→ **SHORT TASK**:
Search the material for the string "drop" and copy each line where it occurs.

→ **SOURCE DATA**:
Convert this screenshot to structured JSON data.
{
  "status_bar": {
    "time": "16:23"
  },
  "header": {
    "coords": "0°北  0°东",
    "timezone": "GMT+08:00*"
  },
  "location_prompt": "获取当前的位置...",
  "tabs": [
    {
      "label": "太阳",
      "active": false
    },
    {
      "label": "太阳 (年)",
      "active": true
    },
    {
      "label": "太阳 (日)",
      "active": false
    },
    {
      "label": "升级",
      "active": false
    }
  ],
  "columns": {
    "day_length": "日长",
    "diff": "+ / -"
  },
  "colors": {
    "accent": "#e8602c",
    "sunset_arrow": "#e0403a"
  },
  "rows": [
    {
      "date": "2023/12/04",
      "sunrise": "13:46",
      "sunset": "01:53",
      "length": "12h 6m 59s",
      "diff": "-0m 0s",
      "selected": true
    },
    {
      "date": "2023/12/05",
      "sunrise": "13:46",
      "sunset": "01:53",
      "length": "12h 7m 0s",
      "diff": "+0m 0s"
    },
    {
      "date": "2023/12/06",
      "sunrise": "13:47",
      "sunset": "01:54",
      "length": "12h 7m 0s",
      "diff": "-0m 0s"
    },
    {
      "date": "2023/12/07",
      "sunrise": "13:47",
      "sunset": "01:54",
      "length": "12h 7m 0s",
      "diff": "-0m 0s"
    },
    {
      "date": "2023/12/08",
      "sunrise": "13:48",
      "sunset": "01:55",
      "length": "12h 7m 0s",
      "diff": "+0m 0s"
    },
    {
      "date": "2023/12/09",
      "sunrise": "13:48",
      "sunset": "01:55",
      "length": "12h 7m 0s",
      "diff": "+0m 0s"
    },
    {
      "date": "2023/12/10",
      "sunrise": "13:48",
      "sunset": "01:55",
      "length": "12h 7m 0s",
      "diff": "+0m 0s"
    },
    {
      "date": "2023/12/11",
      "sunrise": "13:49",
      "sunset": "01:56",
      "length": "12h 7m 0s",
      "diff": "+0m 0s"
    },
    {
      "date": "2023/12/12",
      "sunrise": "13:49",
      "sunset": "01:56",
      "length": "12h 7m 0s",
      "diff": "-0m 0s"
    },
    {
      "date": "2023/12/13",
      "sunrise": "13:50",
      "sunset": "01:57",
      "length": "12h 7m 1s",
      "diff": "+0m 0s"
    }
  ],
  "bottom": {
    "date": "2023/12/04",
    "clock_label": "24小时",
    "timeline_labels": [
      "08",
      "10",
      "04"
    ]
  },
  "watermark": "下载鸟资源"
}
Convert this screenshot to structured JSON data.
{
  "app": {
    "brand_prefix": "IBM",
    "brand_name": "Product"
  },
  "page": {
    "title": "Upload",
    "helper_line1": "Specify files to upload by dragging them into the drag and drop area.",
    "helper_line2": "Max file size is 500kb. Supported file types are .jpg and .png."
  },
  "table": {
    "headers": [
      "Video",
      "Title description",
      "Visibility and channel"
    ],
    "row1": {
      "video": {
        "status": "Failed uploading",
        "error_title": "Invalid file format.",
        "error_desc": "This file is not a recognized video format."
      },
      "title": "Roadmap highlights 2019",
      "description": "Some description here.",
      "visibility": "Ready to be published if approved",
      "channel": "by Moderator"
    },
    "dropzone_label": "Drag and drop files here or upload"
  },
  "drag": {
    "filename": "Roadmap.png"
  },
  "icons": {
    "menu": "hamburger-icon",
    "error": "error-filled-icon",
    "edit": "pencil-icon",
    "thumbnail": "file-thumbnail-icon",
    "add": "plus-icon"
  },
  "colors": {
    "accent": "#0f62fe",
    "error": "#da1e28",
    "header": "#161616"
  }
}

→ **TASK SOLUTION**:
    "helper_line1": "Specify files to upload by dragging them into the drag and drop area.",
    "dropzone_label": "Drag and drop files here or upload"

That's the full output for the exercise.